§ Work to be completed
Return every record verbatim.

§ Input for this task
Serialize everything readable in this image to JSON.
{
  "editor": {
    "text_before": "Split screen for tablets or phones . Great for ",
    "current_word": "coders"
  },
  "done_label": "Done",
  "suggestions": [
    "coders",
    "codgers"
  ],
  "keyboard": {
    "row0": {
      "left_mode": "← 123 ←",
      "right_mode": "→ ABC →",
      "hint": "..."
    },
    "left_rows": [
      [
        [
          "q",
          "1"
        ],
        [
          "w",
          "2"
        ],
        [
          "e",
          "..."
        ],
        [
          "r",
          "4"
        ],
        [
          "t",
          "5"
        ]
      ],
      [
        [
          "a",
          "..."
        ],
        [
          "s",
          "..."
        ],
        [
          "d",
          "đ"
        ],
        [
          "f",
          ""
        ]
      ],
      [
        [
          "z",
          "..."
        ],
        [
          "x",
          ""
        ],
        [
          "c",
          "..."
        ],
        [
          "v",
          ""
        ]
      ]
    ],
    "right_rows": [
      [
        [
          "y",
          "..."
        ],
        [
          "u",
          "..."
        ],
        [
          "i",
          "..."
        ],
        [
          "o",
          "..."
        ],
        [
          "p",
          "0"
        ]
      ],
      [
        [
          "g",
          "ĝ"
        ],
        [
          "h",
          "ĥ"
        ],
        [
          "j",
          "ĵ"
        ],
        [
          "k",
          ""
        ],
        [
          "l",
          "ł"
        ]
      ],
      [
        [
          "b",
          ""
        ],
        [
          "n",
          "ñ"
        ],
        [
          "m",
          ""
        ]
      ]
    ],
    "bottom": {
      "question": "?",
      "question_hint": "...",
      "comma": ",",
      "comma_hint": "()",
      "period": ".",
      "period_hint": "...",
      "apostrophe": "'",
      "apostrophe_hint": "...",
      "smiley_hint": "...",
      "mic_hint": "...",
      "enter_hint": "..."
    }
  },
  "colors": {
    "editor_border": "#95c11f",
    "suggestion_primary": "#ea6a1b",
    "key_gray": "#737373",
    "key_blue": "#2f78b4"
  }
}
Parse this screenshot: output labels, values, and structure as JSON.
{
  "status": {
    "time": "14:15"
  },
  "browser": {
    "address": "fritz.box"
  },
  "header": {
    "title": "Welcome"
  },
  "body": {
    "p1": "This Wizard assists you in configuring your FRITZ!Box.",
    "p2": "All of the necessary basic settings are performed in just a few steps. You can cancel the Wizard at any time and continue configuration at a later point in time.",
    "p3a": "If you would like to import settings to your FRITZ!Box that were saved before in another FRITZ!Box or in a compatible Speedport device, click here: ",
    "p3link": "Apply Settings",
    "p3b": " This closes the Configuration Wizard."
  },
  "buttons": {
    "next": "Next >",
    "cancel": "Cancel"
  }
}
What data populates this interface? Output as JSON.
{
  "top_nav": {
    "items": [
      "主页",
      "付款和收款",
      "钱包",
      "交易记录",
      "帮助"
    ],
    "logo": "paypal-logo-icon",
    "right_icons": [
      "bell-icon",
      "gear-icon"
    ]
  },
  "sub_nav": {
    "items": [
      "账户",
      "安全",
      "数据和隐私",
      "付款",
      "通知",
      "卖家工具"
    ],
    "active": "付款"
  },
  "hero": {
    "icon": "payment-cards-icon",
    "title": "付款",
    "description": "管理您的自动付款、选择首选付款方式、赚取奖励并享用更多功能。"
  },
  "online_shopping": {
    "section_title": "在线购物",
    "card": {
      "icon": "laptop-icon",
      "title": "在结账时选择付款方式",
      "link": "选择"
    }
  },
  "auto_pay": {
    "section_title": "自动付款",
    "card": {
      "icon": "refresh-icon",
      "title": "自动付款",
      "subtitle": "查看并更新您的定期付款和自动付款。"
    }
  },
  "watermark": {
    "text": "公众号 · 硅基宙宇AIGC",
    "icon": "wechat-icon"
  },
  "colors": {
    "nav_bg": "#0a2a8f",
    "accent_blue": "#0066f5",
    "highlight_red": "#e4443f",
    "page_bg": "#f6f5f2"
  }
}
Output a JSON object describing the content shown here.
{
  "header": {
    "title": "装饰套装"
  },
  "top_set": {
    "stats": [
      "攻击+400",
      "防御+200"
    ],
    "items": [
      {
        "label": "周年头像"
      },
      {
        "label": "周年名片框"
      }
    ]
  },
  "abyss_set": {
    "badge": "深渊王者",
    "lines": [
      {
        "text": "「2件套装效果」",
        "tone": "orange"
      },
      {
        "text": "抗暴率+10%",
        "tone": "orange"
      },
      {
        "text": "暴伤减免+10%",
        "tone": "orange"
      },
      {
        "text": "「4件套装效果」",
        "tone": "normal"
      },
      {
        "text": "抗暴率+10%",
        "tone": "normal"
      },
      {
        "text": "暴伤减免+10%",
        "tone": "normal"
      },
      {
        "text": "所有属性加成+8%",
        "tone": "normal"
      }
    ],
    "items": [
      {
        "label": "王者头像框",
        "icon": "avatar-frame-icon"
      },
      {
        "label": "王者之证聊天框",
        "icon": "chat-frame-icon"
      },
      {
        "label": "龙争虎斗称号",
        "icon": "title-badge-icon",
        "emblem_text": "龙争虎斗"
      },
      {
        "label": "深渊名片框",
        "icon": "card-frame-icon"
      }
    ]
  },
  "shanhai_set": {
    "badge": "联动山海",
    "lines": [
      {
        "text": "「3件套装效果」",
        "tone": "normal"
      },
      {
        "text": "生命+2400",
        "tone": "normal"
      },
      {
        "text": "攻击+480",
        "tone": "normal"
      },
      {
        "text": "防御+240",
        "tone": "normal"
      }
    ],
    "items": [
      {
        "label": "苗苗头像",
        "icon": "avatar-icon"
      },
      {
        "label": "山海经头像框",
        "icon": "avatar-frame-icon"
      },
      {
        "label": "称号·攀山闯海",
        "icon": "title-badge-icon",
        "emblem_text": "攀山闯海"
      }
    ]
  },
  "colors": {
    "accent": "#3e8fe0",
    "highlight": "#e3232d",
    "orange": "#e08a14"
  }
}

§ Output below
Serialize everything readable in this image to JSON.
{
  "editor": {
    "text_before": "Split screen for tablets or phones . Great for ",
    "current_word": "coders"
  },
  "done_label": "Done",
  "suggestions": [
    "coders",
    "codgers"
  ],
  "keyboard": {
    "row0": {
      "left_mode": "← 123 ←",
      "right_mode": "→ ABC →",
      "hint": "..."
    },
    "left_rows": [
      [
        [
          "q",
          "1"
        ],
        [
          "w",
          "2"
        ],
        [
          "e",
          "..."
        ],
        [
          "r",
          "4"
        ],
        [
          "t",
          "5"
        ]
      ],
      [
        [
          "a",
          "..."
        ],
        [
          "s",
          "..."
        ],
        [
          "d",
          "đ"
        ],
        [
          "f",
          ""
        ]
      ],
      [
        [
          "z",
          "..."
        ],
        [
          "x",
          ""
        ],
        [
          "c",
          "..."
        ],
        [
          "v",
          ""
        ]
      ]
    ],
    "right_rows": [
      [
        [
          "y",
          "..."
        ],
        [
          "u",
          "..."
        ],
        [
          "i",
          "..."
        ],
        [
          "o",
          "..."
        ],
        [
          "p",
          "0"
        ]
      ],
      [
        [
          "g",
          "ĝ"
        ],
        [
          "h",
          "ĥ"
        ],
        [
          "j",
          "ĵ"
        ],
        [
          "k",
          ""
        ],
        [
          "l",
          "ł"
        ]
      ],
      [
        [
          "b",
          ""
        ],
        [
          "n",
          "ñ"
        ],
        [
          "m",
          ""
        ]
      ]
    ],
    "bottom": {
      "question": "?",
      "question_hint": "...",
      "comma": ",",
      "comma_hint": "()",
      "period": ".",
      "period_hint": "...",
      "apostrophe": "'",
      "apostrophe_hint": "...",
      "smiley_hint": "...",
      "mic_hint": "...",
      "enter_hint": "..."
    }
  },
  "colors": {
    "editor_border": "#95c11f",
    "suggestion_primary": "#ea6a1b",
    "key_gray": "#737373",
    "key_blue": "#2f78b4"
  }
}
Parse this screenshot: output labels, values, and structure as JSON.
{
  "status": {
    "time": "14:15"
  },
  "browser": {
    "address": "fritz.box"
  },
  "header": {
    "title": "Welcome"
  },
  "body": {
    "p1": "This Wizard assists you in configuring your FRITZ!Box.",
    "p2": "All of the necessary basic settings are performed in just a few steps. You can cancel the Wizard at any time and continue configuration at a later point in time.",
    "p3a": "If you would like to import settings to your FRITZ!Box that were saved before in another FRITZ!Box or in a compatible Speedport device, click here: ",
    "p3link": "Apply Settings",
    "p3b": " This closes the Configuration Wizard."
  },
  "buttons": {
    "next": "Next >",
    "cancel": "Cancel"
  }
}
What data populates this interface? Output as JSON.
{
  "top_nav": {
    "items": [
      "主页",
      "付款和收款",
      "钱包",
      "交易记录",
      "帮助"
    ],
    "logo": "paypal-logo-icon",
    "right_icons": [
      "bell-icon",
      "gear-icon"
    ]
  },
  "sub_nav": {
    "items": [
      "账户",
      "安全",
      "数据和隐私",
      "付款",
      "通知",
      "卖家工具"
    ],
    "active": "付款"
  },
  "hero": {
    "icon": "payment-cards-icon",
    "title": "付款",
    "description": "管理您的自动付款、选择首选付款方式、赚取奖励并享用更多功能。"
  },
  "online_shopping": {
    "section_title": "在线购物",
    "card": {
      "icon": "laptop-icon",
      "title": "在结账时选择付款方式",
      "link": "选择"
    }
  },
  "auto_pay": {
    "section_title": "自动付款",
    "card": {
      "icon": "refresh-icon",
      "title": "自动付款",
      "subtitle": "查看并更新您的定期付款和自动付款。"
    }
  },
  "watermark": {
    "text": "公众号 · 硅基宙宇AIGC",
    "icon": "wechat-icon"
  },
  "colors": {
    "nav_bg": "#0a2a8f",
    "accent_blue": "#0066f5",
    "highlight_red": "#e4443f",
    "page_bg": "#f6f5f2"
  }
}
Output a JSON object describing the content shown here.
{
  "header": {
    "title": "装饰套装"
  },
  "top_set": {
    "stats": [
      "攻击+400",
      "防御+200"
    ],
    "items": [
      {
        "label": "周年头像"
      },
      {
        "label": "周年名片框"
      }
    ]
  },
  "abyss_set": {
    "badge": "深渊王者",
    "lines": [
      {
        "text": "「2件套装效果」",
        "tone": "orange"
      },
      {
        "text": "抗暴率+10%",
        "tone": "orange"
      },
      {
        "text": "暴伤减免+10%",
        "tone": "orange"
      },
      {
        "text": "「4件套装效果」",
        "tone": "normal"
      },
      {
        "text": "抗暴率+10%",
        "tone": "normal"
      },
      {
        "text": "暴伤减免+10%",
        "tone": "normal"
      },
      {
        "text": "所有属性加成+8%",
        "tone": "normal"
      }
    ],
    "items": [
      {
        "label": "王者头像框",
        "icon": "avatar-frame-icon"
      },
      {
        "label": "王者之证聊天框",
        "icon": "chat-frame-icon"
      },
      {
        "label": "龙争虎斗称号",
        "icon": "title-badge-icon",
        "emblem_text": "龙争虎斗"
      },
      {
        "label": "深渊名片框",
        "icon": "card-frame-icon"
      }
    ]
  },
  "shanhai_set": {
    "badge": "联动山海",
    "lines": [
      {
        "text": "「3件套装效果」",
        "tone": "normal"
      },
      {
        "text": "生命+2400",
        "tone": "normal"
      },
      {
        "text": "攻击+480",
        "tone": "normal"
      },
      {
        "text": "防御+240",
        "tone": "normal"
      }
    ],
    "items": [
      {
        "label": "苗苗头像",
        "icon": "avatar-icon"
      },
      {
        "label": "山海经头像框",
        "icon": "avatar-frame-icon"
      },
      {
        "label": "称号·攀山闯海",
        "icon": "title-badge-icon",
        "emblem_text": "攀山闯海"
      }
    ]
  },
  "colors": {
    "accent": "#3e8fe0",
    "highlight": "#e3232d",
    "orange": "#e08a14"
  }
}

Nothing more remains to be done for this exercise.